Problem statement: Retype all of the data. Every line must match exactly.

Supplied records:

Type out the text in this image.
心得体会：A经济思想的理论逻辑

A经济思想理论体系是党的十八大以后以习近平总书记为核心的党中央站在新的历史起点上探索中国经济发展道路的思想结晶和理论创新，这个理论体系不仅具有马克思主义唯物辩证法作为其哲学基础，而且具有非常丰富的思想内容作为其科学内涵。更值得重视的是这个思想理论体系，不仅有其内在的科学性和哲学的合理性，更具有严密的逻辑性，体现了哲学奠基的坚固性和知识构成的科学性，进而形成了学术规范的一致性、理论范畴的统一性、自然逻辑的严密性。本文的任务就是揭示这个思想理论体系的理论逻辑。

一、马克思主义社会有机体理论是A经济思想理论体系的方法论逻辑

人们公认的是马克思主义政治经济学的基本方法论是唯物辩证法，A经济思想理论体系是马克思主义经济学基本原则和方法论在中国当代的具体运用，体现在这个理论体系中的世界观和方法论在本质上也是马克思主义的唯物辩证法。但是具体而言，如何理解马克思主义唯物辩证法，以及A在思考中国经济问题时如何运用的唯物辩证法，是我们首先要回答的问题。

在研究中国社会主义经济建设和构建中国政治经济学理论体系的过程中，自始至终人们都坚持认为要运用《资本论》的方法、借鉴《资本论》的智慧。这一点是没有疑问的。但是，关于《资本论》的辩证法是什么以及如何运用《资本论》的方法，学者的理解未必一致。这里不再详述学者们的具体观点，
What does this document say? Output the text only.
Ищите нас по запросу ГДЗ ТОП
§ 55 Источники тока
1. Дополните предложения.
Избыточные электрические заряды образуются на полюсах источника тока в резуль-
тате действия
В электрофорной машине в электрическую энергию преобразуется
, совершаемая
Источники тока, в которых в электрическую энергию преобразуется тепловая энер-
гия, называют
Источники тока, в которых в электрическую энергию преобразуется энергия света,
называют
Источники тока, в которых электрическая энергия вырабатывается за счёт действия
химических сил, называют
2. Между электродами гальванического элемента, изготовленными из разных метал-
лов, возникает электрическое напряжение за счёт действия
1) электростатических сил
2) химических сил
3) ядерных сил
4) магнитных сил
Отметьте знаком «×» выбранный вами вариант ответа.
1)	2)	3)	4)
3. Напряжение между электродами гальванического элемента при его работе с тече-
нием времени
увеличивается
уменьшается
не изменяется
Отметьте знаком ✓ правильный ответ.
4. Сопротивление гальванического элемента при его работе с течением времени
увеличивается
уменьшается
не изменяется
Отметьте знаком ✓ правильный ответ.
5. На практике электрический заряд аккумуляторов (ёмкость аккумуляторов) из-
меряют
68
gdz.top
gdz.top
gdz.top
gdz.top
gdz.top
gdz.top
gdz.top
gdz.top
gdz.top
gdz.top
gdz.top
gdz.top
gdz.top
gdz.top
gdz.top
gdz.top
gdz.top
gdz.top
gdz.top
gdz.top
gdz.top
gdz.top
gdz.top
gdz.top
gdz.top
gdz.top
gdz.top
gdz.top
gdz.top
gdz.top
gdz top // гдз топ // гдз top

Finished answer:
Type out the text in this image.
心得体会：A经济思想的理论逻辑

A经济思想理论体系是党的十八大以后以习近平总书记为核心的党中央站在新的历史起点上探索中国经济发展道路的思想结晶和理论创新，这个理论体系不仅具有马克思主义唯物辩证法作为其哲学基础，而且具有非常丰富的思想内容作为其科学内涵。更值得重视的是这个思想理论体系，不仅有其内在的科学性和哲学的合理性，更具有严密的逻辑性，体现了哲学奠基的坚固性和知识构成的科学性，进而形成了学术规范的一致性、理论范畴的统一性、自然逻辑的严密性。本文的任务就是揭示这个思想理论体系的理论逻辑。

一、马克思主义社会有机体理论是A经济思想理论体系的方法论逻辑

人们公认的是马克思主义政治经济学的基本方法论是唯物辩证法，A经济思想理论体系是马克思主义经济学基本原则和方法论在中国当代的具体运用，体现在这个理论体系中的世界观和方法论在本质上也是马克思主义的唯物辩证法。但是具体而言，如何理解马克思主义唯物辩证法，以及A在思考中国经济问题时如何运用的唯物辩证法，是我们首先要回答的问题。

在研究中国社会主义经济建设和构建中国政治经济学理论体系的过程中，自始至终人们都坚持认为要运用《资本论》的方法、借鉴《资本论》的智慧。这一点是没有疑问的。但是，关于《资本论》的辩证法是什么以及如何运用《资本论》的方法，学者的理解未必一致。这里不再详述学者们的具体观点，
What does this document say? Output the text only.
Ищите нас по запросу ГДЗ ТОП
§ 55 Источники тока
1. Дополните предложения.
Избыточные электрические заряды образуются на полюсах источника тока в резуль-
тате действия
В электрофорной машине в электрическую энергию преобразуется
, совершаемая
Источники тока, в которых в электрическую энергию преобразуется тепловая энер-
гия, называют
Источники тока, в которых в электрическую энергию преобразуется энергия света,
называют
Источники тока, в которых электрическая энергия вырабатывается за счёт действия
химических сил, называют
2. Между электродами гальванического элемента, изготовленными из разных метал-
лов, возникает электрическое напряжение за счёт действия
1) электростатических сил
2) химических сил
3) ядерных сил
4) магнитных сил
Отметьте знаком «×» выбранный вами вариант ответа.
1)	2)	3)	4)
3. Напряжение между электродами гальванического элемента при его работе с тече-
нием времени
увеличивается
уменьшается
не изменяется
Отметьте знаком ✓ правильный ответ.
4. Сопротивление гальванического элемента при его работе с течением времени
увеличивается
уменьшается
не изменяется
Отметьте знаком ✓ правильный ответ.
5. На практике электрический заряд аккумуляторов (ёмкость аккумуляторов) из-
меряют
68
gdz.top
gdz.top
gdz.top
gdz.top
gdz.top
gdz.top
gdz.top
gdz.top
gdz.top
gdz.top
gdz.top
gdz.top
gdz.top
gdz.top
gdz.top
gdz.top
gdz.top
gdz.top
gdz.top
gdz.top
gdz.top
gdz.top
gdz.top
gdz.top
gdz.top
gdz.top
gdz.top
gdz.top
gdz.top
gdz.top
gdz top // гдз топ // гдз top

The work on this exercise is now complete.